### [What is expected]
Retype the material below line for line, keeping every character, number, and bracket unchanged. Leave the pictures out.
────────────────────────────────────────
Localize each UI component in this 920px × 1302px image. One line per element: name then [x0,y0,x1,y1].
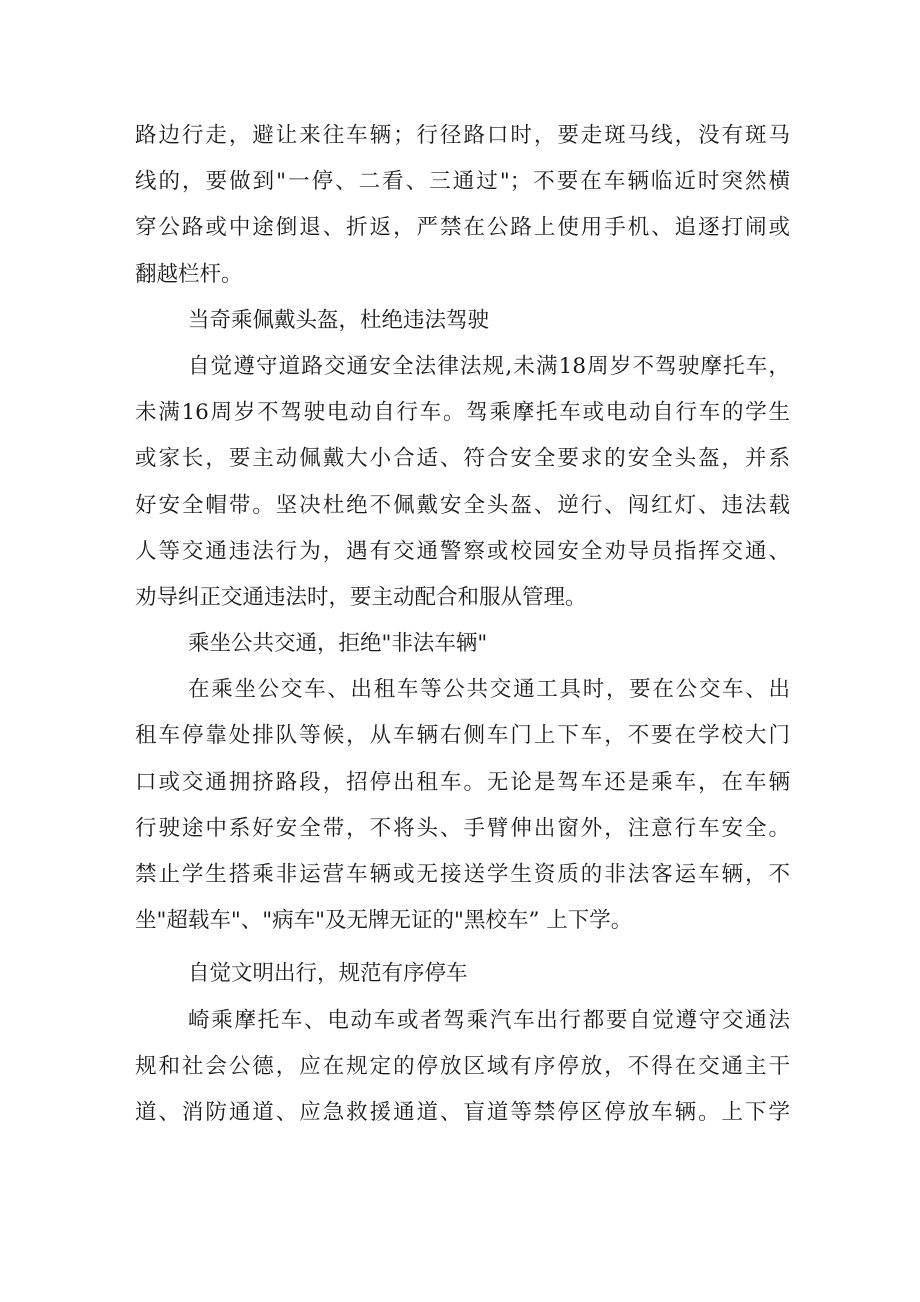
paragraph-line: 人等交通违法行为，遇有交通警察或校园安全劝导员指挥交通、 [135,538,790,564]
paragraph-line: 在乘坐公交车、出租车等公共交通工具时，要在公交车、出 [188,677,790,703]
paragraph-line: 租车停靠处排队等候，从车辆右侧车门上下车，不要在学校大门 [135,723,790,749]
document-page [135,113,790,1136]
paragraph-line: 穿公路或中途倒退、折返，严禁在公路上使用手机、追逐打闹或 [135,215,790,241]
paragraph-line: 路边行走，避让来往车辆；行径路口时，要走斑马线，没有斑马 [135,123,790,148]
paragraph-line: 崎乘摩托车、电动车或者驾乘汽车出行都要自觉遵守交通法 [188,1007,790,1033]
paragraph-line: 或家长，要主动佩戴大小合适、符合安全要求的安全头盔，并系 [135,446,790,472]
paragraph-line: 自觉遵守道路交通安全法律法规,未满18周岁不驾驶摩托车， [188,353,790,379]
paragraph-gap [135,944,790,951]
paragraph-line: 坐"超载车"、"病车"及无牌无证的"黑校车” 上下学。 [135,908,633,934]
section-heading-helmet: 当奇乘佩戴头盔，杜绝违法驾驶 [188,307,490,333]
section-heading-parking: 自觉文明出行，规范有序停车 [188,961,468,987]
paragraph-line: 道、消防通道、应急救援通道、盲道等禁停区停放车辆。上下学 [135,1099,790,1125]
section-heading-public-transport: 乘坐公共交通，拒绝"非法车辆" [188,631,488,657]
paragraph-line: 劝导纠正交通违法时，要主动配合和服从管理。 [135,584,587,610]
paragraph-line: 未满16周岁不驾驶电动自行车。驾乘摩托车或电动自行车的学生 [135,400,790,426]
paragraph-line: 行驶途中系好安全带，不将头、手臂伸出窗外，注意行车安全。 [135,815,790,841]
paragraph-line: 禁止学生搭乘非运营车辆或无接送学生资质的非法客运车辆，不 [135,862,790,887]
paragraph-line: 规和社会公德，应在规定的停放区域有序停放，不得在交通主干 [135,1053,790,1079]
paragraph-line: 线的，要做到"一停、二看、三通过"；不要在车辆临近时突然横 [135,169,790,195]
paragraph-line: 翻越栏杆。 [135,261,243,287]
paragraph-line: 好安全帽带。坚决杜绝不佩戴安全头盔、逆行、闯红灯、违法载 [135,492,790,518]
paragraph-line: 口或交通拥挤路段，招停出租车。无论是驾车还是乘车，在车辆 [135,769,790,795]
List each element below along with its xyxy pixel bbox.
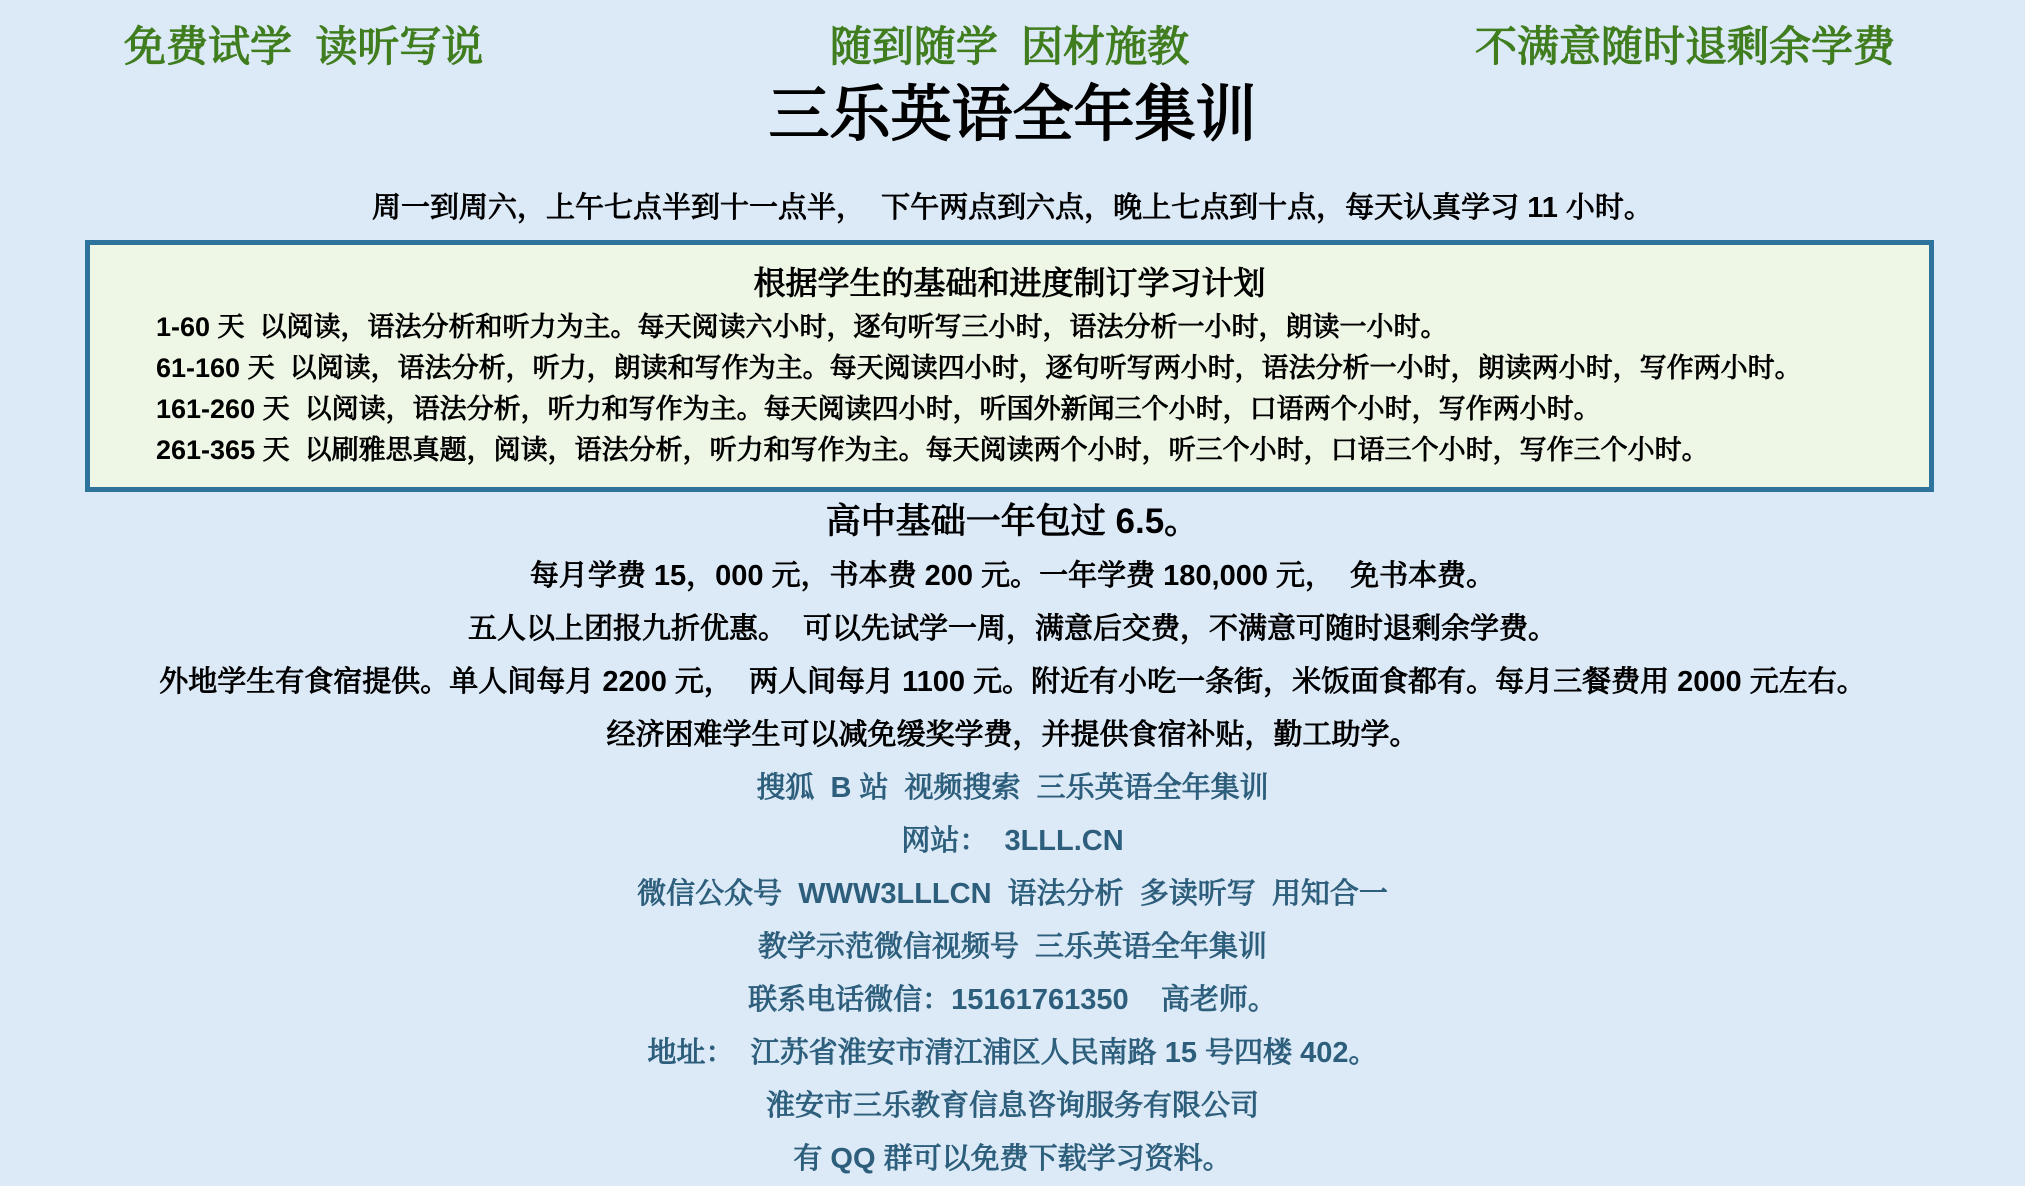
banner-right-slogan: 不满意随时退剩余学费 [1474,23,1895,70]
plan-item-1: 1-60 天 以阅读，语法分析和听力为主。每天阅读六小时，逐句听写三小时，语法分析一小时，朗读一小时。 [156,312,1448,342]
contact-line-wechat-official: 微信公众号 WWW3LLLCN 语法分析 多读听写 用知合一 [637,878,1388,910]
contact-info [0,762,2025,1186]
contact-line-website: 网站： 3LLL.CN [901,825,1124,857]
study-plan-box [85,240,1934,492]
plan-item-2: 61-160 天 以阅读，语法分析，听力，朗读和写作为主。每天阅读四小时，逐句听写两小时，语法分析一小时，朗读两小时，写作两小时。 [156,353,1802,383]
fee-details [0,550,2025,762]
detail-line-tuition: 每月学费 15，000 元，书本费 200 元。一年学费 180,000 元， 免书本费。 [529,560,1496,592]
top-banner [0,0,2025,72]
contact-line-video-search: 搜狐 B 站 视频搜索 三乐英语全年集训 [756,772,1269,804]
detail-line-financial-aid: 经济困难学生可以减免缓奖学费，并提供食宿补贴，勤工助学。 [606,719,1419,751]
banner-center-slogan: 随到随学 因材施教 [829,23,1190,70]
contact-line-phone: 联系电话微信：15161761350 高老师。 [748,984,1277,1016]
detail-line-lodging: 外地学生有食宿提供。单人间每月 2200 元， 两人间每月 1100 元。附近有小吃一条街，米饭面食都有。每月三餐费用 2000 元左右。 [159,666,1866,698]
guarantee-line: 高中基础一年包过 6.5。 [825,502,1200,541]
plan-item-4: 261-365 天 以刷雅思真题，阅读，语法分析，听力和写作为主。每天阅读两个小时，听三个小时，口语三个小时，写作三个小时。 [156,435,1709,465]
contact-line-qq-group: 有 QQ 群可以免费下载学习资料。 [793,1143,1232,1175]
contact-line-company: 淮安市三乐教育信息咨询服务有限公司 [765,1090,1259,1122]
study-plan-title: 根据学生的基础和进度制订学习计划 [753,265,1266,301]
schedule-line: 周一到周六，上午七点半到十一点半， 下午两点到六点，晚上七点到十点，每天认真学习 11 小时。 [372,192,1653,224]
page-title: 三乐英语全年集训 [768,80,1257,148]
contact-line-wechat-video: 教学示范微信视频号 三乐英语全年集训 [757,931,1268,963]
banner-left-slogan: 免费试学 读听写说 [124,23,484,70]
detail-line-discount: 五人以上团报九折优惠。 可以先试学一周，满意后交费，不满意可随时退剩余学费。 [467,613,1558,645]
plan-item-3: 161-260 天 以阅读，语法分析，听力和写作为主。每天阅读四小时，听国外新闻三个小时，口语两个小时，写作两小时。 [156,394,1601,424]
contact-line-address: 地址： 江苏省淮安市清江浦区人民南路 15 号四楼 402。 [647,1037,1378,1069]
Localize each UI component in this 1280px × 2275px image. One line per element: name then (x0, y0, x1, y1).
────────────────────────────────────────
### [The solution]
Localize each UI component in this 920px × 1302px image. One line per element: name then [x0,y0,x1,y1].
paragraph-line: 人等交通违法行为，遇有交通警察或校园安全劝导员指挥交通、 [135,538,790,564]
paragraph-line: 在乘坐公交车、出租车等公共交通工具时，要在公交车、出 [188,677,790,703]
paragraph-line: 租车停靠处排队等候，从车辆右侧车门上下车，不要在学校大门 [135,723,790,749]
document-page [135,113,790,1136]
paragraph-line: 穿公路或中途倒退、折返，严禁在公路上使用手机、追逐打闹或 [135,215,790,241]
paragraph-line: 路边行走，避让来往车辆；行径路口时，要走斑马线，没有斑马 [135,123,790,148]
paragraph-line: 崎乘摩托车、电动车或者驾乘汽车出行都要自觉遵守交通法 [188,1007,790,1033]
paragraph-line: 或家长，要主动佩戴大小合适、符合安全要求的安全头盔，并系 [135,446,790,472]
paragraph-line: 自觉遵守道路交通安全法律法规,未满18周岁不驾驶摩托车， [188,353,790,379]
paragraph-gap [135,944,790,951]
paragraph-line: 坐"超载车"、"病车"及无牌无证的"黑校车” 上下学。 [135,908,633,934]
section-heading-helmet: 当奇乘佩戴头盔，杜绝违法驾驶 [188,307,490,333]
section-heading-parking: 自觉文明出行，规范有序停车 [188,961,468,987]
paragraph-line: 道、消防通道、应急救援通道、盲道等禁停区停放车辆。上下学 [135,1099,790,1125]
section-heading-public-transport: 乘坐公共交通，拒绝"非法车辆" [188,631,488,657]
paragraph-line: 劝导纠正交通违法时，要主动配合和服从管理。 [135,584,587,610]
paragraph-line: 未满16周岁不驾驶电动自行车。驾乘摩托车或电动自行车的学生 [135,400,790,426]
paragraph-line: 行驶途中系好安全带，不将头、手臂伸出窗外，注意行车安全。 [135,815,790,841]
paragraph-line: 禁止学生搭乘非运营车辆或无接送学生资质的非法客运车辆，不 [135,862,790,887]
paragraph-line: 规和社会公德，应在规定的停放区域有序停放，不得在交通主干 [135,1053,790,1079]
paragraph-line: 线的，要做到"一停、二看、三通过"；不要在车辆临近时突然横 [135,169,790,195]
paragraph-line: 翻越栏杆。 [135,261,243,287]
paragraph-line: 好安全帽带。坚决杜绝不佩戴安全头盔、逆行、闯红灯、违法载 [135,492,790,518]
paragraph-line: 口或交通拥挤路段，招停出租车。无论是驾车还是乘车，在车辆 [135,769,790,795]
List each element below along with its xyxy pixel bbox.
banner-right-slogan: 不满意随时退剩余学费 [1474,23,1895,70]
plan-item-1: 1-60 天 以阅读，语法分析和听力为主。每天阅读六小时，逐句听写三小时，语法分析一小时，朗读一小时。 [156,312,1448,342]
contact-line-wechat-official: 微信公众号 WWW3LLLCN 语法分析 多读听写 用知合一 [637,878,1388,910]
contact-info [0,762,2025,1186]
contact-line-website: 网站： 3LLL.CN [901,825,1124,857]
study-plan-box [85,240,1934,492]
plan-item-2: 61-160 天 以阅读，语法分析，听力，朗读和写作为主。每天阅读四小时，逐句听写两小时，语法分析一小时，朗读两小时，写作两小时。 [156,353,1802,383]
fee-details [0,550,2025,762]
detail-line-tuition: 每月学费 15，000 元，书本费 200 元。一年学费 180,000 元， 免书本费。 [529,560,1496,592]
top-banner [0,0,2025,72]
contact-line-video-search: 搜狐 B 站 视频搜索 三乐英语全年集训 [756,772,1269,804]
detail-line-financial-aid: 经济困难学生可以减免缓奖学费，并提供食宿补贴，勤工助学。 [606,719,1419,751]
banner-center-slogan: 随到随学 因材施教 [829,23,1190,70]
contact-line-phone: 联系电话微信：15161761350 高老师。 [748,984,1277,1016]
detail-line-lodging: 外地学生有食宿提供。单人间每月 2200 元， 两人间每月 1100 元。附近有小吃一条街，米饭面食都有。每月三餐费用 2000 元左右。 [159,666,1866,698]
guarantee-line: 高中基础一年包过 6.5。 [825,502,1200,541]
plan-item-4: 261-365 天 以刷雅思真题，阅读，语法分析，听力和写作为主。每天阅读两个小时，听三个小时，口语三个小时，写作三个小时。 [156,435,1709,465]
contact-line-qq-group: 有 QQ 群可以免费下载学习资料。 [793,1143,1232,1175]
contact-line-company: 淮安市三乐教育信息咨询服务有限公司 [765,1090,1259,1122]
study-plan-title: 根据学生的基础和进度制订学习计划 [753,265,1266,301]
schedule-line: 周一到周六，上午七点半到十一点半， 下午两点到六点，晚上七点到十点，每天认真学习 11 小时。 [372,192,1653,224]
page-title: 三乐英语全年集训 [768,80,1257,148]
contact-line-wechat-video: 教学示范微信视频号 三乐英语全年集训 [757,931,1268,963]
banner-left-slogan: 免费试学 读听写说 [124,23,484,70]
detail-line-discount: 五人以上团报九折优惠。 可以先试学一周，满意后交费，不满意可随时退剩余学费。 [467,613,1558,645]
plan-item-3: 161-260 天 以阅读，语法分析，听力和写作为主。每天阅读四小时，听国外新闻三个小时，口语两个小时，写作两小时。 [156,394,1601,424]
contact-line-address: 地址： 江苏省淮安市清江浦区人民南路 15 号四楼 402。 [647,1037,1378,1069]
Localize each UI component in this 1280px × 2275px image. One line per element: name then (x0, y0, x1, y1).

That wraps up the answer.